## start Dataset extract

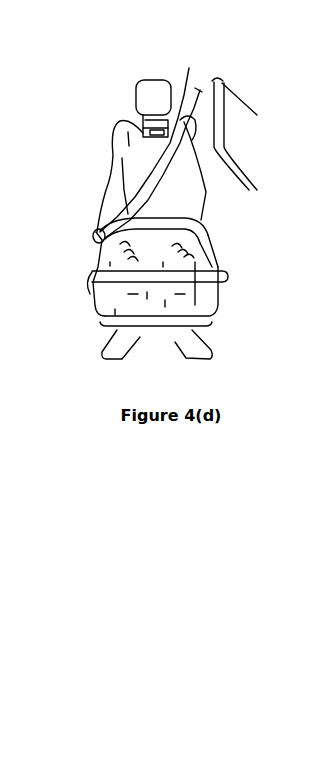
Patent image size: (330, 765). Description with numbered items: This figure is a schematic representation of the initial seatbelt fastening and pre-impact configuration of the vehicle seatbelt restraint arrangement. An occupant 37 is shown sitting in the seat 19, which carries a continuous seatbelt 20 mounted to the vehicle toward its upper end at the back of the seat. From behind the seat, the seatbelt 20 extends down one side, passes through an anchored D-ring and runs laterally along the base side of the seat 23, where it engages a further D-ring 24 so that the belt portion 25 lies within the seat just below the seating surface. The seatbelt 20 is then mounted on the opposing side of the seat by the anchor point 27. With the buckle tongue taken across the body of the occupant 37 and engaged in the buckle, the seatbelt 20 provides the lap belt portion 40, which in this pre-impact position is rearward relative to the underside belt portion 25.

The seat 19 is at (137, 74).
The seatbelt 20 is at (189, 68).
The occupant 37 is at (110, 170).
The lap belt portion 40 is at (202, 198).
The base side of the seat 23 is at (215, 243).
The further D-ring 24 is at (226, 277).
The anchor point 27 is at (88, 285).
The belt portion 25 is at (203, 278).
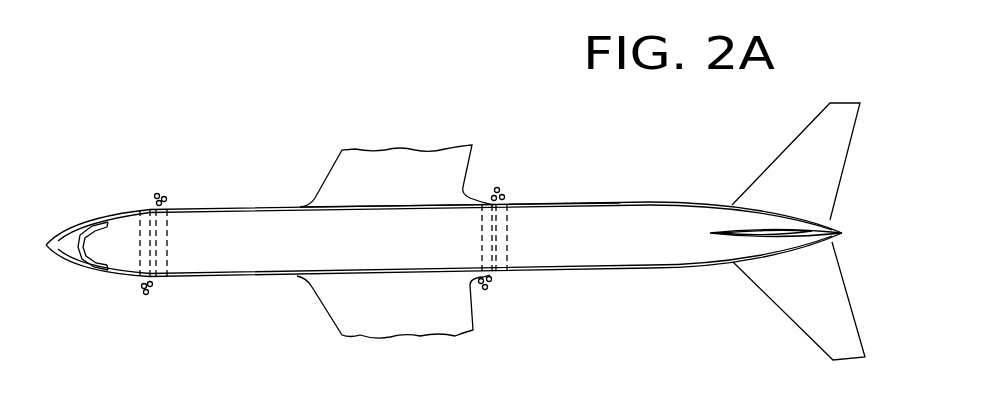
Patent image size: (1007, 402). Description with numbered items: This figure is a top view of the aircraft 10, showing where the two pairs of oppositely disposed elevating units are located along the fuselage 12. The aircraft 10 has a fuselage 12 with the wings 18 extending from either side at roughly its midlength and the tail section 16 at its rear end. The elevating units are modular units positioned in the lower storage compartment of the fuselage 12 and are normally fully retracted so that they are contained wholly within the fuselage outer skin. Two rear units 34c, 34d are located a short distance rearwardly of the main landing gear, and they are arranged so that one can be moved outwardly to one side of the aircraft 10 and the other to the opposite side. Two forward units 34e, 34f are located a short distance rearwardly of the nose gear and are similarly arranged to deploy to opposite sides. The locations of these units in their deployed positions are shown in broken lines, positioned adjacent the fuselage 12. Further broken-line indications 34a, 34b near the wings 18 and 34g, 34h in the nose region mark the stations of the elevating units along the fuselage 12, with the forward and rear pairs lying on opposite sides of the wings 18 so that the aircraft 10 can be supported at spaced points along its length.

The aircraft 10 is at (492, 138).
The fuselage 12 is at (275, 218).
The tail section 16 is at (780, 232).
The wings 18 is at (425, 160).
The elevating unit 34a is at (485, 238).
The elevating unit 34b is at (503, 238).
The rear elevating unit 34c is at (505, 193).
The rear elevating unit 34d is at (491, 292).
The forward elevating unit 34e is at (166, 195).
The forward elevating unit 34f is at (153, 294).
The elevating unit 34g is at (140, 230).
The elevating unit 34h is at (165, 246).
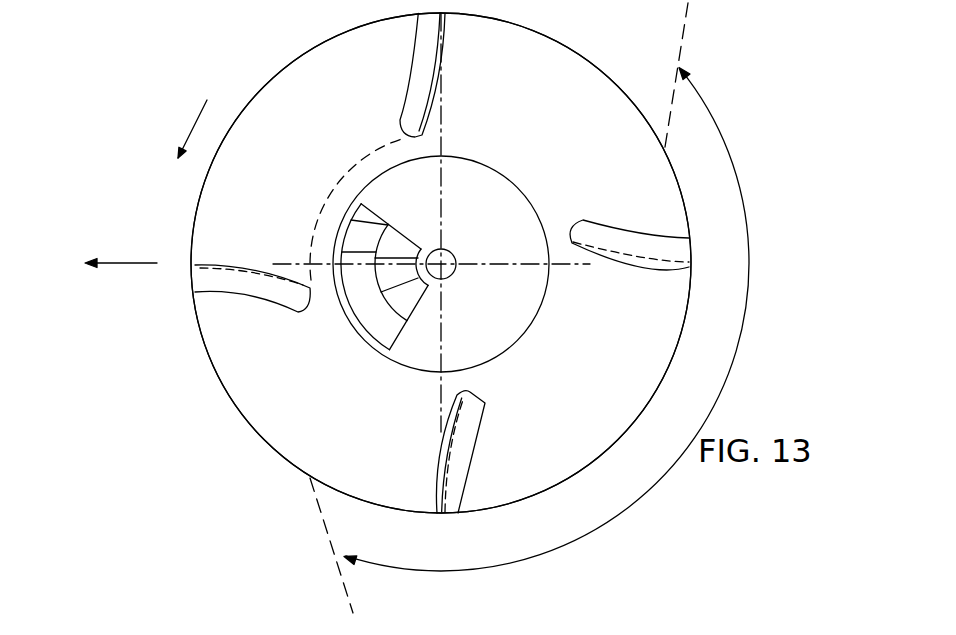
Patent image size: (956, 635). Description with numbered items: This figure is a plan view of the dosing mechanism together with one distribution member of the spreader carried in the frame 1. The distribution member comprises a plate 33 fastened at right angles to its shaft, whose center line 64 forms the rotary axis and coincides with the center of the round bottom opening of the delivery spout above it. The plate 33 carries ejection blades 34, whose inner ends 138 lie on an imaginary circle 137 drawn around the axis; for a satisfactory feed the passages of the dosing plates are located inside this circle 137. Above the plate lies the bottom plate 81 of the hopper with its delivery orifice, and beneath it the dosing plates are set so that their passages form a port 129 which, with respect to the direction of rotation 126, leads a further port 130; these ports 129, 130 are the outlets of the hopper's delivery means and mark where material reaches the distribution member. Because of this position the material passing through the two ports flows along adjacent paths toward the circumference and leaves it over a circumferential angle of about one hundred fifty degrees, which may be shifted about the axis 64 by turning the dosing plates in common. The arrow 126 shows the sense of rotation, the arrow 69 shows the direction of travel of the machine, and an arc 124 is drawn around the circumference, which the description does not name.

The frame 1 is at (302, 52).
The plate 33 is at (658, 327).
The ejection blades 34 is at (426, 62).
The center line 64 is at (444, 262).
The direction 69 is at (151, 240).
The bottom plate 81 is at (497, 198).
The rotation direction arc 124 is at (653, 490).
The arrow 126 is at (192, 123).
The port 129 is at (402, 256).
The further port 130 is at (360, 238).
The imaginary circle 137 is at (378, 148).
The inner ends 138 is at (443, 126).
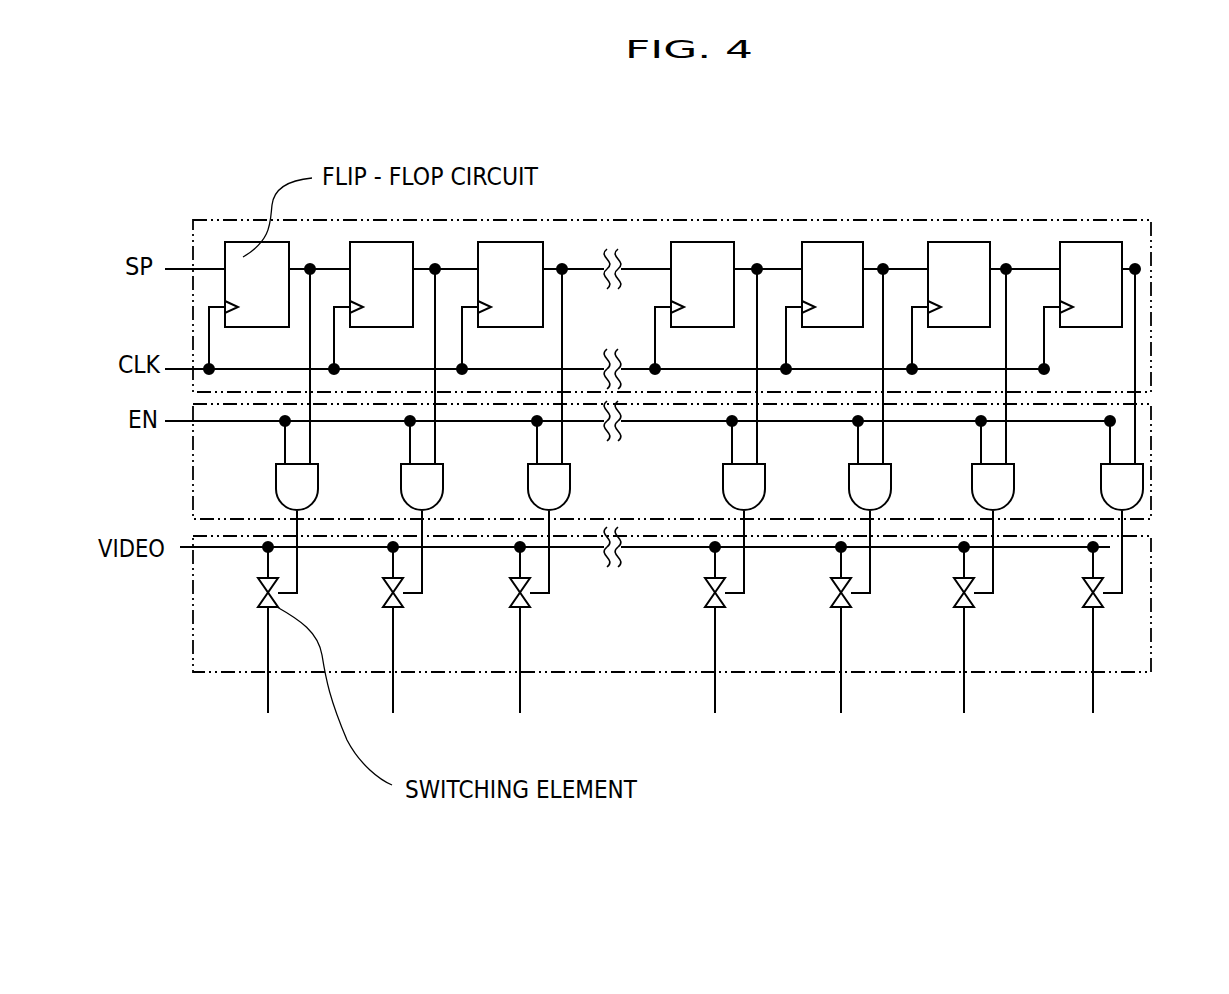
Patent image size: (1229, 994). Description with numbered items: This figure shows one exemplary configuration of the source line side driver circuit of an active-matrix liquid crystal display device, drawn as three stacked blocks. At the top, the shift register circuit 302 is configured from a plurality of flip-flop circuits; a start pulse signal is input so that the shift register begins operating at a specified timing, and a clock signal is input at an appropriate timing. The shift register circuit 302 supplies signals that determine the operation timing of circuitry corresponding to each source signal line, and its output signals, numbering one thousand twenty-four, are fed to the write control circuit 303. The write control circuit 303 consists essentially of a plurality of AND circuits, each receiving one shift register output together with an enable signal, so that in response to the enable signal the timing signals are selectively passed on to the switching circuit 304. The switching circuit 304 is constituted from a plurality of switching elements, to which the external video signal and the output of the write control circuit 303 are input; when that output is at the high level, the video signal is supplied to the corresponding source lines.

## end Dataset extract

Problem details: Please transcribe every record above word for word, leaving out the pictures.

Solution:
Patent image size: (330, 765). Description with numbered items: This figure is a schematic representation of the initial seatbelt fastening and pre-impact configuration of the vehicle seatbelt restraint arrangement. An occupant 37 is shown sitting in the seat 19, which carries a continuous seatbelt 20 mounted to the vehicle toward its upper end at the back of the seat. From behind the seat, the seatbelt 20 extends down one side, passes through an anchored D-ring and runs laterally along the base side of the seat 23, where it engages a further D-ring 24 so that the belt portion 25 lies within the seat just below the seating surface. The seatbelt 20 is then mounted on the opposing side of the seat by the anchor point 27. With the buckle tongue taken across the body of the occupant 37 and engaged in the buckle, the seatbelt 20 provides the lap belt portion 40, which in this pre-impact position is rearward relative to the underside belt portion 25.

The seat 19 is at (137, 74).
The seatbelt 20 is at (189, 68).
The occupant 37 is at (110, 170).
The lap belt portion 40 is at (202, 198).
The base side of the seat 23 is at (215, 243).
The further D-ring 24 is at (226, 277).
The anchor point 27 is at (88, 285).
The belt portion 25 is at (203, 278).
Patent image size: (1007, 402). Description with numbered items: This figure is a top view of the aircraft 10, showing where the two pairs of oppositely disposed elevating units are located along the fuselage 12. The aircraft 10 has a fuselage 12 with the wings 18 extending from either side at roughly its midlength and the tail section 16 at its rear end. The elevating units are modular units positioned in the lower storage compartment of the fuselage 12 and are normally fully retracted so that they are contained wholly within the fuselage outer skin. Two rear units 34c, 34d are located a short distance rearwardly of the main landing gear, and they are arranged so that one can be moved outwardly to one side of the aircraft 10 and the other to the opposite side. Two forward units 34e, 34f are located a short distance rearwardly of the nose gear and are similarly arranged to deploy to opposite sides. The locations of these units in their deployed positions are shown in broken lines, positioned adjacent the fuselage 12. Further broken-line indications 34a, 34b near the wings 18 and 34g, 34h in the nose region mark the stations of the elevating units along the fuselage 12, with the forward and rear pairs lying on opposite sides of the wings 18 so that the aircraft 10 can be supported at spaced points along its length.

The aircraft 10 is at (492, 138).
The fuselage 12 is at (275, 218).
The tail section 16 is at (780, 232).
The wings 18 is at (425, 160).
The elevating unit 34a is at (485, 238).
The elevating unit 34b is at (503, 238).
The rear elevating unit 34c is at (505, 193).
The rear elevating unit 34d is at (491, 292).
The forward elevating unit 34e is at (166, 195).
The forward elevating unit 34f is at (153, 294).
The elevating unit 34g is at (140, 230).
The elevating unit 34h is at (165, 246).
Patent image size: (956, 635). Description with numbered items: This figure is a plan view of the dosing mechanism together with one distribution member of the spreader carried in the frame 1. The distribution member comprises a plate 33 fastened at right angles to its shaft, whose center line 64 forms the rotary axis and coincides with the center of the round bottom opening of the delivery spout above it. The plate 33 carries ejection blades 34, whose inner ends 138 lie on an imaginary circle 137 drawn around the axis; for a satisfactory feed the passages of the dosing plates are located inside this circle 137. Above the plate lies the bottom plate 81 of the hopper with its delivery orifice, and beneath it the dosing plates are set so that their passages form a port 129 which, with respect to the direction of rotation 126, leads a further port 130; these ports 129, 130 are the outlets of the hopper's delivery means and mark where material reaches the distribution member. Because of this position the material passing through the two ports flows along adjacent paths toward the circumference and leaves it over a circumferential angle of about one hundred fifty degrees, which may be shifted about the axis 64 by turning the dosing plates in common. The arrow 126 shows the sense of rotation, the arrow 69 shows the direction of travel of the machine, and an arc 124 is drawn around the circumference, which the description does not name.

The frame 1 is at (302, 52).
The plate 33 is at (658, 327).
The ejection blades 34 is at (426, 62).
The center line 64 is at (444, 262).
The direction 69 is at (151, 240).
The bottom plate 81 is at (497, 198).
The rotation direction arc 124 is at (653, 490).
The arrow 126 is at (192, 123).
The port 129 is at (402, 256).
The further port 130 is at (360, 238).
The imaginary circle 137 is at (378, 148).
The inner ends 138 is at (443, 126).
Patent image size: (1229, 994). Description with numbered items: This figure shows one exemplary configuration of the source line side driver circuit of an active-matrix liquid crystal display device, drawn as three stacked blocks. At the top, the shift register circuit 302 is configured from a plurality of flip-flop circuits; a start pulse signal is input so that the shift register begins operating at a specified timing, and a clock signal is input at an appropriate timing. The shift register circuit 302 supplies signals that determine the operation timing of circuitry corresponding to each source signal line, and its output signals, numbering one thousand twenty-four, are fed to the write control circuit 303. The write control circuit 303 consists essentially of a plurality of AND circuits, each receiving one shift register output together with an enable signal, so that in response to the enable signal the timing signals are selectively passed on to the switching circuit 304. The switching circuit 304 is constituted from a plurality of switching elements, to which the external video signal and the output of the write control circuit 303 are input; when that output is at the high level, the video signal is supplied to the corresponding source lines.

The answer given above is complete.